(Information given)
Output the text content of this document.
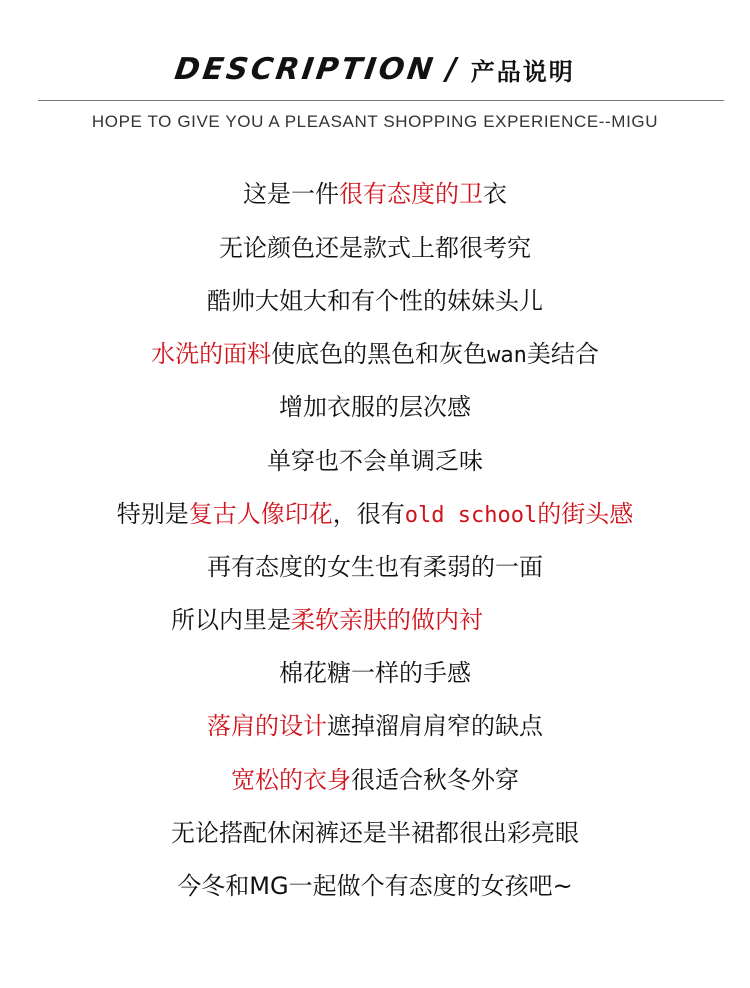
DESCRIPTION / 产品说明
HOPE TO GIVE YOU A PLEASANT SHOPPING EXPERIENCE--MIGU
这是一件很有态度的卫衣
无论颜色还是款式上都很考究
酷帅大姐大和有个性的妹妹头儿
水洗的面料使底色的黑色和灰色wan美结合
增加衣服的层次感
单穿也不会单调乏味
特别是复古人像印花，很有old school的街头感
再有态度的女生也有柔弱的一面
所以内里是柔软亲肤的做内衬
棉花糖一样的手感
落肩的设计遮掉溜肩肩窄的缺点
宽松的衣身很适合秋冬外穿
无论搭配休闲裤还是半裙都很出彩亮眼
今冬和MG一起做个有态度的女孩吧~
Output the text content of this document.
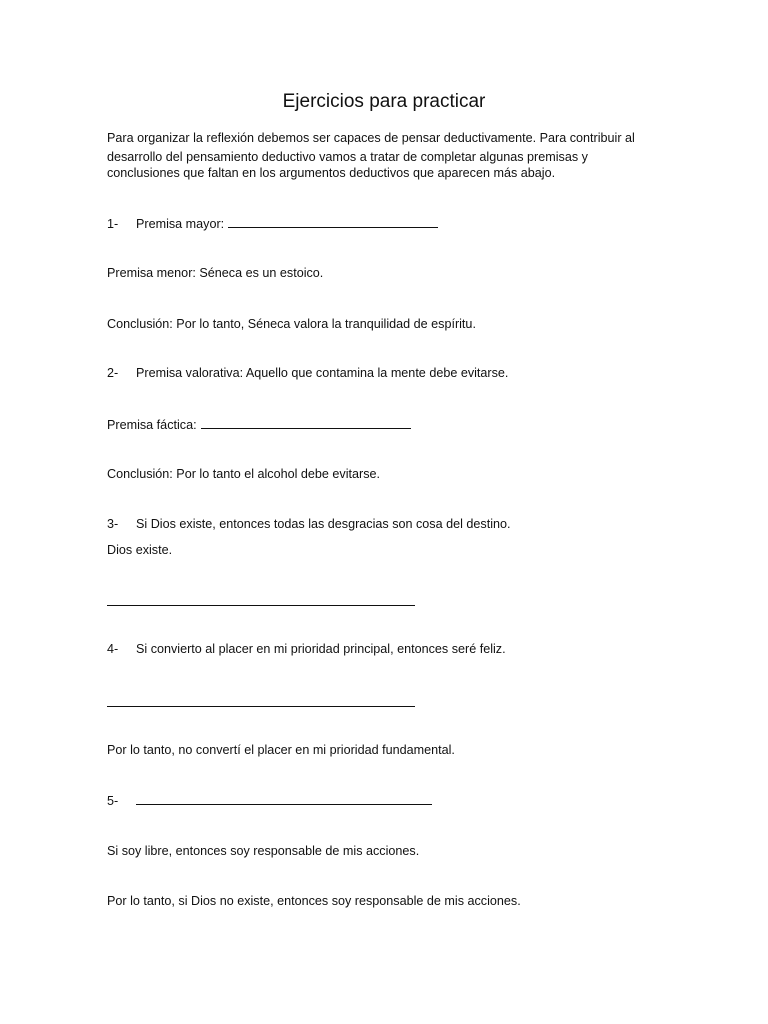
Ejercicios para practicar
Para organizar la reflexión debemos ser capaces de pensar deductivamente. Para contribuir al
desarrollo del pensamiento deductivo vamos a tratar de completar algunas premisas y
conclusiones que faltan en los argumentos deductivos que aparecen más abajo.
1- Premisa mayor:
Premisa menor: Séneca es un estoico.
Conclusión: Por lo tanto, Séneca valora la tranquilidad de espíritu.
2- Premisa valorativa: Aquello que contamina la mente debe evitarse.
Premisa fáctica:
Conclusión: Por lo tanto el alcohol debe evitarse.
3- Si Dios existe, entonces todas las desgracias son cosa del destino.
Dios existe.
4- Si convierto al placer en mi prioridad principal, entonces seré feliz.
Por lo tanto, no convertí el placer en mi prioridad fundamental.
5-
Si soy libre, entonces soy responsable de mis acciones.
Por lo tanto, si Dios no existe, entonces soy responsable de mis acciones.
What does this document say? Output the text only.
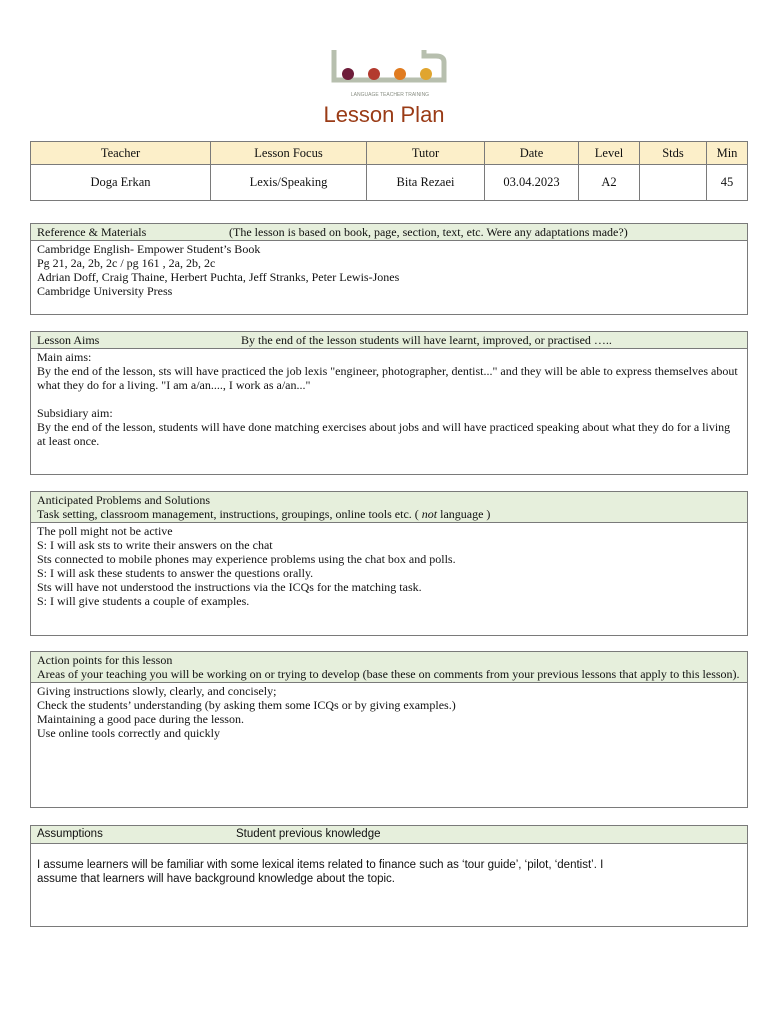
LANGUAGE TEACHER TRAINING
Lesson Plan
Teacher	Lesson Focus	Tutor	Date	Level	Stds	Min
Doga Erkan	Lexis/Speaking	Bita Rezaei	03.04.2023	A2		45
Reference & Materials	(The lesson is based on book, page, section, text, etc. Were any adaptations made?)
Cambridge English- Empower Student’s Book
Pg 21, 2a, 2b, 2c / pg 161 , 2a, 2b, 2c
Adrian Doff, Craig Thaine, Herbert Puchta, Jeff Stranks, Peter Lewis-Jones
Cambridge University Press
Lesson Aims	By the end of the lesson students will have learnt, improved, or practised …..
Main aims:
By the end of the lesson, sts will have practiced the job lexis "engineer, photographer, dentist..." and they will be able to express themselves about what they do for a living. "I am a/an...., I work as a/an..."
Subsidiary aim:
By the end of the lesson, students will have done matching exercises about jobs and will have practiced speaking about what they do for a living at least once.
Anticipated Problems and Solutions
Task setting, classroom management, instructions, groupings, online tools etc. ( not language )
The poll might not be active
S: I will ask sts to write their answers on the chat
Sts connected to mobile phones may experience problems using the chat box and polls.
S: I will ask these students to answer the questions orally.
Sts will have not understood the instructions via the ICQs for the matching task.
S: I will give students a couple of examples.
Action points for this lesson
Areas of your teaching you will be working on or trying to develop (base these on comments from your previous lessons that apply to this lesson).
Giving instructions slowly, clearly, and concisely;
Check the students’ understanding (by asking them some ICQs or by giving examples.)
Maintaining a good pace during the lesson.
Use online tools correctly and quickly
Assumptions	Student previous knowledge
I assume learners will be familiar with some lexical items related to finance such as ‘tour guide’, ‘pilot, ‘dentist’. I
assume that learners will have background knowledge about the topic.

(Exercise description)
Output the records above exactly as they are, leaving out the pictures.

(Right answer)
Output the text content of this document.
DESCRIPTION / 产品说明
HOPE TO GIVE YOU A PLEASANT SHOPPING EXPERIENCE--MIGU
这是一件很有态度的卫衣
无论颜色还是款式上都很考究
酷帅大姐大和有个性的妹妹头儿
水洗的面料使底色的黑色和灰色wan美结合
增加衣服的层次感
单穿也不会单调乏味
特别是复古人像印花，很有old school的街头感
再有态度的女生也有柔弱的一面
所以内里是柔软亲肤的做内衬
棉花糖一样的手感
落肩的设计遮掉溜肩肩窄的缺点
宽松的衣身很适合秋冬外穿
无论搭配休闲裤还是半裙都很出彩亮眼
今冬和MG一起做个有态度的女孩吧~
Output the text content of this document.
Ejercicios para practicar
Para organizar la reflexión debemos ser capaces de pensar deductivamente. Para contribuir al
desarrollo del pensamiento deductivo vamos a tratar de completar algunas premisas y
conclusiones que faltan en los argumentos deductivos que aparecen más abajo.
1- Premisa mayor:
Premisa menor: Séneca es un estoico.
Conclusión: Por lo tanto, Séneca valora la tranquilidad de espíritu.
2- Premisa valorativa: Aquello que contamina la mente debe evitarse.
Premisa fáctica:
Conclusión: Por lo tanto el alcohol debe evitarse.
3- Si Dios existe, entonces todas las desgracias son cosa del destino.
Dios existe.
4- Si convierto al placer en mi prioridad principal, entonces seré feliz.
Por lo tanto, no convertí el placer en mi prioridad fundamental.
5-
Si soy libre, entonces soy responsable de mis acciones.
Por lo tanto, si Dios no existe, entonces soy responsable de mis acciones.
What does this document say? Output the text only.
LANGUAGE TEACHER TRAINING
Lesson Plan
Teacher	Lesson Focus	Tutor	Date	Level	Stds	Min
Doga Erkan	Lexis/Speaking	Bita Rezaei	03.04.2023	A2		45
Reference & Materials	(The lesson is based on book, page, section, text, etc. Were any adaptations made?)
Cambridge English- Empower Student’s Book
Pg 21, 2a, 2b, 2c / pg 161 , 2a, 2b, 2c
Adrian Doff, Craig Thaine, Herbert Puchta, Jeff Stranks, Peter Lewis-Jones
Cambridge University Press
Lesson Aims	By the end of the lesson students will have learnt, improved, or practised …..
Main aims:
By the end of the lesson, sts will have practiced the job lexis "engineer, photographer, dentist..." and they will be able to express themselves about what they do for a living. "I am a/an...., I work as a/an..."
Subsidiary aim:
By the end of the lesson, students will have done matching exercises about jobs and will have practiced speaking about what they do for a living at least once.
Anticipated Problems and Solutions
Task setting, classroom management, instructions, groupings, online tools etc. ( not language )
The poll might not be active
S: I will ask sts to write their answers on the chat
Sts connected to mobile phones may experience problems using the chat box and polls.
S: I will ask these students to answer the questions orally.
Sts will have not understood the instructions via the ICQs for the matching task.
S: I will give students a couple of examples.
Action points for this lesson
Areas of your teaching you will be working on or trying to develop (base these on comments from your previous lessons that apply to this lesson).
Giving instructions slowly, clearly, and concisely;
Check the students’ understanding (by asking them some ICQs or by giving examples.)
Maintaining a good pace during the lesson.
Use online tools correctly and quickly
Assumptions	Student previous knowledge
I assume learners will be familiar with some lexical items related to finance such as ‘tour guide’, ‘pilot, ‘dentist’. I
assume that learners will have background knowledge about the topic.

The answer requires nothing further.